┌────────

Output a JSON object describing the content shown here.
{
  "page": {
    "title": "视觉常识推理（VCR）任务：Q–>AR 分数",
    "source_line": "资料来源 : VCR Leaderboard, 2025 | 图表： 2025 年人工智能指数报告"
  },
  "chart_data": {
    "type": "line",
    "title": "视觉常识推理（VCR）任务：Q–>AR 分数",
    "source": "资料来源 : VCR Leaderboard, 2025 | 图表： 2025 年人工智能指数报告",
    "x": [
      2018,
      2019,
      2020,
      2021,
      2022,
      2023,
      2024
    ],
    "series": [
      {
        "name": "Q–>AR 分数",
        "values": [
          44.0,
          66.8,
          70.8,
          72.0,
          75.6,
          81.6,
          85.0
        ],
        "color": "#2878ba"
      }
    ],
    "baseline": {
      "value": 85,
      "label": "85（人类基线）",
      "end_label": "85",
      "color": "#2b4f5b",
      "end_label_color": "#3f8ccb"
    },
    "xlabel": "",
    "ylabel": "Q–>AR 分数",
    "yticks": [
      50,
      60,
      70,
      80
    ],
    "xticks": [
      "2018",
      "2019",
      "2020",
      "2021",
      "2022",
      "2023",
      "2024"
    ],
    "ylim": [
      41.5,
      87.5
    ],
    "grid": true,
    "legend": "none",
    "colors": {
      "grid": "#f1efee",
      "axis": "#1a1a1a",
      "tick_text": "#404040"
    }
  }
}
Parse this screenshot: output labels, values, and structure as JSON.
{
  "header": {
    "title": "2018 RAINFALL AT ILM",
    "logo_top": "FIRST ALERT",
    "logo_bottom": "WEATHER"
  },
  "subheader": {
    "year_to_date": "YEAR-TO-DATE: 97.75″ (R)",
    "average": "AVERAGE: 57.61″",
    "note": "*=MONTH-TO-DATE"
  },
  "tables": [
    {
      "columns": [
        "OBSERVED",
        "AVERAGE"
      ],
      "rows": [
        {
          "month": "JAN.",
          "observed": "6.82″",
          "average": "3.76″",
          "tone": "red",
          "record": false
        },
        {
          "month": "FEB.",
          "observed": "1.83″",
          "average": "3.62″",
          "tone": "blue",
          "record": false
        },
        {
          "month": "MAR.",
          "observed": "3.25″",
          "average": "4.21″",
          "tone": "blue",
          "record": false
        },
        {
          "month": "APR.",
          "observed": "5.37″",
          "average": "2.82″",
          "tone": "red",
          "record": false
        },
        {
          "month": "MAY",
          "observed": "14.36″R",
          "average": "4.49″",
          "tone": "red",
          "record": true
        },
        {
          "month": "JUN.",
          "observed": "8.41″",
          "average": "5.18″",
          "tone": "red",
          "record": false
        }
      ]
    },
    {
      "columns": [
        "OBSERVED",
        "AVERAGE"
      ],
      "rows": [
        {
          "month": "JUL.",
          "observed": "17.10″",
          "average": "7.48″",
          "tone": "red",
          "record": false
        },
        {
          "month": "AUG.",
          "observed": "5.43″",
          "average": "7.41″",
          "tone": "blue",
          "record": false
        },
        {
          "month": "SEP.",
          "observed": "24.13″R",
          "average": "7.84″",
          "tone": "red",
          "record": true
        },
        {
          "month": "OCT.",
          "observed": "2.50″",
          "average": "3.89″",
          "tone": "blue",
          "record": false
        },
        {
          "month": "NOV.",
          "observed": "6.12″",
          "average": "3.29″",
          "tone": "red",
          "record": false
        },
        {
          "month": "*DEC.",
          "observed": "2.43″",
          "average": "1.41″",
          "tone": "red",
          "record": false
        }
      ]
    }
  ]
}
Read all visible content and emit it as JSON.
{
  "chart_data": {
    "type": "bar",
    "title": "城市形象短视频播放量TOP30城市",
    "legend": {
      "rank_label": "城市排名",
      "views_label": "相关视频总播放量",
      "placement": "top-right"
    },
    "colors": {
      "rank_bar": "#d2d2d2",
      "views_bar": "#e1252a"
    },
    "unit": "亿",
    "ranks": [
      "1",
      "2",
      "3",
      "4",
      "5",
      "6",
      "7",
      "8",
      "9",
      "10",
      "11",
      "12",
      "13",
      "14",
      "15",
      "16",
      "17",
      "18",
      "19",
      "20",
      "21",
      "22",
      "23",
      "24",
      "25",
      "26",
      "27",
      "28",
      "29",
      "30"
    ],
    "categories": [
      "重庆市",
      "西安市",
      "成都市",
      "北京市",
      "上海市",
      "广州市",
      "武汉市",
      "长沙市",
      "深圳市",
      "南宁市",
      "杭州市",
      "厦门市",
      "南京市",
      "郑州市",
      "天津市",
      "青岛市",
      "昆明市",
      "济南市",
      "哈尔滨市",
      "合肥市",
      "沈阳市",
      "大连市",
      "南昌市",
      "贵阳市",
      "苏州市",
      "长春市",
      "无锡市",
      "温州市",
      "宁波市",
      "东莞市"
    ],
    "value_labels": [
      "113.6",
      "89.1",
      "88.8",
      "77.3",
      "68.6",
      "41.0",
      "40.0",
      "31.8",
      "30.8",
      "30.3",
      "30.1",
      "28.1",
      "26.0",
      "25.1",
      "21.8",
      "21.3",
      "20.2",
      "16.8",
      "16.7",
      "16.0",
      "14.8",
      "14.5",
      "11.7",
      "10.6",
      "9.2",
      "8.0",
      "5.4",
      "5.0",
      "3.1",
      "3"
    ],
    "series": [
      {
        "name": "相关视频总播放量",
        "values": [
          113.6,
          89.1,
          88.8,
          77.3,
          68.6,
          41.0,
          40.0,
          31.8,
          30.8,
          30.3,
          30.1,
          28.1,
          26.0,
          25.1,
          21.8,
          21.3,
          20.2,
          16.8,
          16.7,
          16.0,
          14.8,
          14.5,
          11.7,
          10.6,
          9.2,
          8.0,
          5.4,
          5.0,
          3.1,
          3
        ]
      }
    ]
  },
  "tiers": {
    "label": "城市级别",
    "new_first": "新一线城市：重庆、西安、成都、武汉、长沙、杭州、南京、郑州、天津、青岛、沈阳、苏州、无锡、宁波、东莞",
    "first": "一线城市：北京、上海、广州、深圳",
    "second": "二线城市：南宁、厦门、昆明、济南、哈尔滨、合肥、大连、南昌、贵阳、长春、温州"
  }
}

└────────

- **Directive**:
Reproduce every record above exactly as it appears.

- **Solution to the exercise**:
Output a JSON object describing the content shown here.
{
  "page": {
    "title": "视觉常识推理（VCR）任务：Q–>AR 分数",
    "source_line": "资料来源 : VCR Leaderboard, 2025 | 图表： 2025 年人工智能指数报告"
  },
  "chart_data": {
    "type": "line",
    "title": "视觉常识推理（VCR）任务：Q–>AR 分数",
    "source": "资料来源 : VCR Leaderboard, 2025 | 图表： 2025 年人工智能指数报告",
    "x": [
      2018,
      2019,
      2020,
      2021,
      2022,
      2023,
      2024
    ],
    "series": [
      {
        "name": "Q–>AR 分数",
        "values": [
          44.0,
          66.8,
          70.8,
          72.0,
          75.6,
          81.6,
          85.0
        ],
        "color": "#2878ba"
      }
    ],
    "baseline": {
      "value": 85,
      "label": "85（人类基线）",
      "end_label": "85",
      "color": "#2b4f5b",
      "end_label_color": "#3f8ccb"
    },
    "xlabel": "",
    "ylabel": "Q–>AR 分数",
    "yticks": [
      50,
      60,
      70,
      80
    ],
    "xticks": [
      "2018",
      "2019",
      "2020",
      "2021",
      "2022",
      "2023",
      "2024"
    ],
    "ylim": [
      41.5,
      87.5
    ],
    "grid": true,
    "legend": "none",
    "colors": {
      "grid": "#f1efee",
      "axis": "#1a1a1a",
      "tick_text": "#404040"
    }
  }
}
Parse this screenshot: output labels, values, and structure as JSON.
{
  "header": {
    "title": "2018 RAINFALL AT ILM",
    "logo_top": "FIRST ALERT",
    "logo_bottom": "WEATHER"
  },
  "subheader": {
    "year_to_date": "YEAR-TO-DATE: 97.75″ (R)",
    "average": "AVERAGE: 57.61″",
    "note": "*=MONTH-TO-DATE"
  },
  "tables": [
    {
      "columns": [
        "OBSERVED",
        "AVERAGE"
      ],
      "rows": [
        {
          "month": "JAN.",
          "observed": "6.82″",
          "average": "3.76″",
          "tone": "red",
          "record": false
        },
        {
          "month": "FEB.",
          "observed": "1.83″",
          "average": "3.62″",
          "tone": "blue",
          "record": false
        },
        {
          "month": "MAR.",
          "observed": "3.25″",
          "average": "4.21″",
          "tone": "blue",
          "record": false
        },
        {
          "month": "APR.",
          "observed": "5.37″",
          "average": "2.82″",
          "tone": "red",
          "record": false
        },
        {
          "month": "MAY",
          "observed": "14.36″R",
          "average": "4.49″",
          "tone": "red",
          "record": true
        },
        {
          "month": "JUN.",
          "observed": "8.41″",
          "average": "5.18″",
          "tone": "red",
          "record": false
        }
      ]
    },
    {
      "columns": [
        "OBSERVED",
        "AVERAGE"
      ],
      "rows": [
        {
          "month": "JUL.",
          "observed": "17.10″",
          "average": "7.48″",
          "tone": "red",
          "record": false
        },
        {
          "month": "AUG.",
          "observed": "5.43″",
          "average": "7.41″",
          "tone": "blue",
          "record": false
        },
        {
          "month": "SEP.",
          "observed": "24.13″R",
          "average": "7.84″",
          "tone": "red",
          "record": true
        },
        {
          "month": "OCT.",
          "observed": "2.50″",
          "average": "3.89″",
          "tone": "blue",
          "record": false
        },
        {
          "month": "NOV.",
          "observed": "6.12″",
          "average": "3.29″",
          "tone": "red",
          "record": false
        },
        {
          "month": "*DEC.",
          "observed": "2.43″",
          "average": "1.41″",
          "tone": "red",
          "record": false
        }
      ]
    }
  ]
}
Read all visible content and emit it as JSON.
{
  "chart_data": {
    "type": "bar",
    "title": "城市形象短视频播放量TOP30城市",
    "legend": {
      "rank_label": "城市排名",
      "views_label": "相关视频总播放量",
      "placement": "top-right"
    },
    "colors": {
      "rank_bar": "#d2d2d2",
      "views_bar": "#e1252a"
    },
    "unit": "亿",
    "ranks": [
      "1",
      "2",
      "3",
      "4",
      "5",
      "6",
      "7",
      "8",
      "9",
      "10",
      "11",
      "12",
      "13",
      "14",
      "15",
      "16",
      "17",
      "18",
      "19",
      "20",
      "21",
      "22",
      "23",
      "24",
      "25",
      "26",
      "27",
      "28",
      "29",
      "30"
    ],
    "categories": [
      "重庆市",
      "西安市",
      "成都市",
      "北京市",
      "上海市",
      "广州市",
      "武汉市",
      "长沙市",
      "深圳市",
      "南宁市",
      "杭州市",
      "厦门市",
      "南京市",
      "郑州市",
      "天津市",
      "青岛市",
      "昆明市",
      "济南市",
      "哈尔滨市",
      "合肥市",
      "沈阳市",
      "大连市",
      "南昌市",
      "贵阳市",
      "苏州市",
      "长春市",
      "无锡市",
      "温州市",
      "宁波市",
      "东莞市"
    ],
    "value_labels": [
      "113.6",
      "89.1",
      "88.8",
      "77.3",
      "68.6",
      "41.0",
      "40.0",
      "31.8",
      "30.8",
      "30.3",
      "30.1",
      "28.1",
      "26.0",
      "25.1",
      "21.8",
      "21.3",
      "20.2",
      "16.8",
      "16.7",
      "16.0",
      "14.8",
      "14.5",
      "11.7",
      "10.6",
      "9.2",
      "8.0",
      "5.4",
      "5.0",
      "3.1",
      "3"
    ],
    "series": [
      {
        "name": "相关视频总播放量",
        "values": [
          113.6,
          89.1,
          88.8,
          77.3,
          68.6,
          41.0,
          40.0,
          31.8,
          30.8,
          30.3,
          30.1,
          28.1,
          26.0,
          25.1,
          21.8,
          21.3,
          20.2,
          16.8,
          16.7,
          16.0,
          14.8,
          14.5,
          11.7,
          10.6,
          9.2,
          8.0,
          5.4,
          5.0,
          3.1,
          3
        ]
      }
    ]
  },
  "tiers": {
    "label": "城市级别",
    "new_first": "新一线城市：重庆、西安、成都、武汉、长沙、杭州、南京、郑州、天津、青岛、沈阳、苏州、无锡、宁波、东莞",
    "first": "一线城市：北京、上海、广州、深圳",
    "second": "二线城市：南宁、厦门、昆明、济南、哈尔滨、合肥、大连、南昌、贵阳、长春、温州"
  }
}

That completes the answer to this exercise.